[Data records]
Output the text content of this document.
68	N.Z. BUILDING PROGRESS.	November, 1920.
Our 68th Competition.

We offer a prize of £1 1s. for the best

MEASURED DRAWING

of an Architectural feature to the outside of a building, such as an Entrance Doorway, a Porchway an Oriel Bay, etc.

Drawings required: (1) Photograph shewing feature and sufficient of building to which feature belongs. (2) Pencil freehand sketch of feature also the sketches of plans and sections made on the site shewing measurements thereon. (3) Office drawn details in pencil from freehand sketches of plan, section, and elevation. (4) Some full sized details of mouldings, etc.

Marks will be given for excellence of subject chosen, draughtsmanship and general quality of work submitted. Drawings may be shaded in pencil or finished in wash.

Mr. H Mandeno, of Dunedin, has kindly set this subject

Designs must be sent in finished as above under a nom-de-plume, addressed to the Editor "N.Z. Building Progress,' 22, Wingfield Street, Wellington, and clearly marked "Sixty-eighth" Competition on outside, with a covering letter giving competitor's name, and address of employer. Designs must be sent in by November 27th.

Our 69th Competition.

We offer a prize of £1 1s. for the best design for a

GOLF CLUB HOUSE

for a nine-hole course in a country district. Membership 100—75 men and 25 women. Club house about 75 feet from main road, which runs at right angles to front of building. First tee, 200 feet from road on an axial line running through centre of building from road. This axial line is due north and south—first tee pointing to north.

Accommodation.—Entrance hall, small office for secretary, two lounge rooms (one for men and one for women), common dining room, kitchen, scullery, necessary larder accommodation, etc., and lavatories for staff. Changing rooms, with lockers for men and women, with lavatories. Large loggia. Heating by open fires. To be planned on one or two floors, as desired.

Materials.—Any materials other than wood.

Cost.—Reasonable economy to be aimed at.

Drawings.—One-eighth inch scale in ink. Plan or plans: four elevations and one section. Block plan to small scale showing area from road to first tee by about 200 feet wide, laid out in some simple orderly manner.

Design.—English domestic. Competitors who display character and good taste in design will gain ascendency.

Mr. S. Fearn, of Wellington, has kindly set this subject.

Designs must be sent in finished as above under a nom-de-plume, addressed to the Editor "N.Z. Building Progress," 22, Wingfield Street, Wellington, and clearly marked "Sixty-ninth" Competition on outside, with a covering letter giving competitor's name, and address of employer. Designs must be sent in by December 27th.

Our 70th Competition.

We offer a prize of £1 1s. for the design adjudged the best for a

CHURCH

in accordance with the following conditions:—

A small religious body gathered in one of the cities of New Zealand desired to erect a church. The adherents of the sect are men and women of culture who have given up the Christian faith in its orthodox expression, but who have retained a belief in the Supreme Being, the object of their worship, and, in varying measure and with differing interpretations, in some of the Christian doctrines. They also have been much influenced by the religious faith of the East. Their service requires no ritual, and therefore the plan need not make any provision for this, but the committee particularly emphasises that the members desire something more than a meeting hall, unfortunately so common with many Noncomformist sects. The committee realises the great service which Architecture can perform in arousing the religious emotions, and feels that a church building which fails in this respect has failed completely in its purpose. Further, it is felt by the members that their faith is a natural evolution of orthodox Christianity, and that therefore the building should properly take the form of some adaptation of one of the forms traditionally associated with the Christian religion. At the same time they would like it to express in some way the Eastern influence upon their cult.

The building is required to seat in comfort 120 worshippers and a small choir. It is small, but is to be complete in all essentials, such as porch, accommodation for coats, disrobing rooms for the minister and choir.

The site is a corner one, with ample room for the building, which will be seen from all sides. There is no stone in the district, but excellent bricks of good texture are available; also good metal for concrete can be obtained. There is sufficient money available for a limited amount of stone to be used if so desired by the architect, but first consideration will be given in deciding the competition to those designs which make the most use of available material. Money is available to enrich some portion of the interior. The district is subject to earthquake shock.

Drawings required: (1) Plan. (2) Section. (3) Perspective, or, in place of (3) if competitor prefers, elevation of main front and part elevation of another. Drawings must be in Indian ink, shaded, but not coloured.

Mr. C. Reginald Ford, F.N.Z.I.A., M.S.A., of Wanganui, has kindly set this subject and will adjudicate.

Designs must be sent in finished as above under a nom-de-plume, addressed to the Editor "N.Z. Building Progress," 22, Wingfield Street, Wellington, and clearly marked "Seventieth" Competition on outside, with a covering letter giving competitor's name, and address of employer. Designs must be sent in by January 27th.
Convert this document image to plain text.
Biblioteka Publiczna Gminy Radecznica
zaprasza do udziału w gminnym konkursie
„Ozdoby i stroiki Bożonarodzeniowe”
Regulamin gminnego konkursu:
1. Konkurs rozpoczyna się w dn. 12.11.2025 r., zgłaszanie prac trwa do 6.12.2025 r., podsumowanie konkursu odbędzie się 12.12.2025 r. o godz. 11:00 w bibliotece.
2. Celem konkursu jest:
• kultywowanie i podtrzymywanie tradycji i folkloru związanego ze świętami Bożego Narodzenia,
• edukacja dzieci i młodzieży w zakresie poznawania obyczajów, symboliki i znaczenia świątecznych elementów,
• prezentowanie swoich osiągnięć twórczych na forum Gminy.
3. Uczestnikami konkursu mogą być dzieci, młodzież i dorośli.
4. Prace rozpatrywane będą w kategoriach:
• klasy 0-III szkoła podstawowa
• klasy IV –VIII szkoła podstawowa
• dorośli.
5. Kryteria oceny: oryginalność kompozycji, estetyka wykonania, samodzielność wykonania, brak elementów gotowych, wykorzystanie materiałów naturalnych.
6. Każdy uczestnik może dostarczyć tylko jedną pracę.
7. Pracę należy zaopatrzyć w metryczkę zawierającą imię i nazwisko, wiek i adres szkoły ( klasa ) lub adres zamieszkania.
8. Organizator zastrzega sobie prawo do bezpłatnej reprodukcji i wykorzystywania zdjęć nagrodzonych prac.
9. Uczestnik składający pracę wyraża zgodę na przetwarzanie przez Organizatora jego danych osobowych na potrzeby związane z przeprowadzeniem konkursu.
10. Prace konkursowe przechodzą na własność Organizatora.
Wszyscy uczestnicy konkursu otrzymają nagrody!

#### Exercise directions
Gather each line of the listing that holds the string "klasy".

#### Expected answer
• klasy 0-III szkoła podstawowa
• klasy IV –VIII szkoła podstawowa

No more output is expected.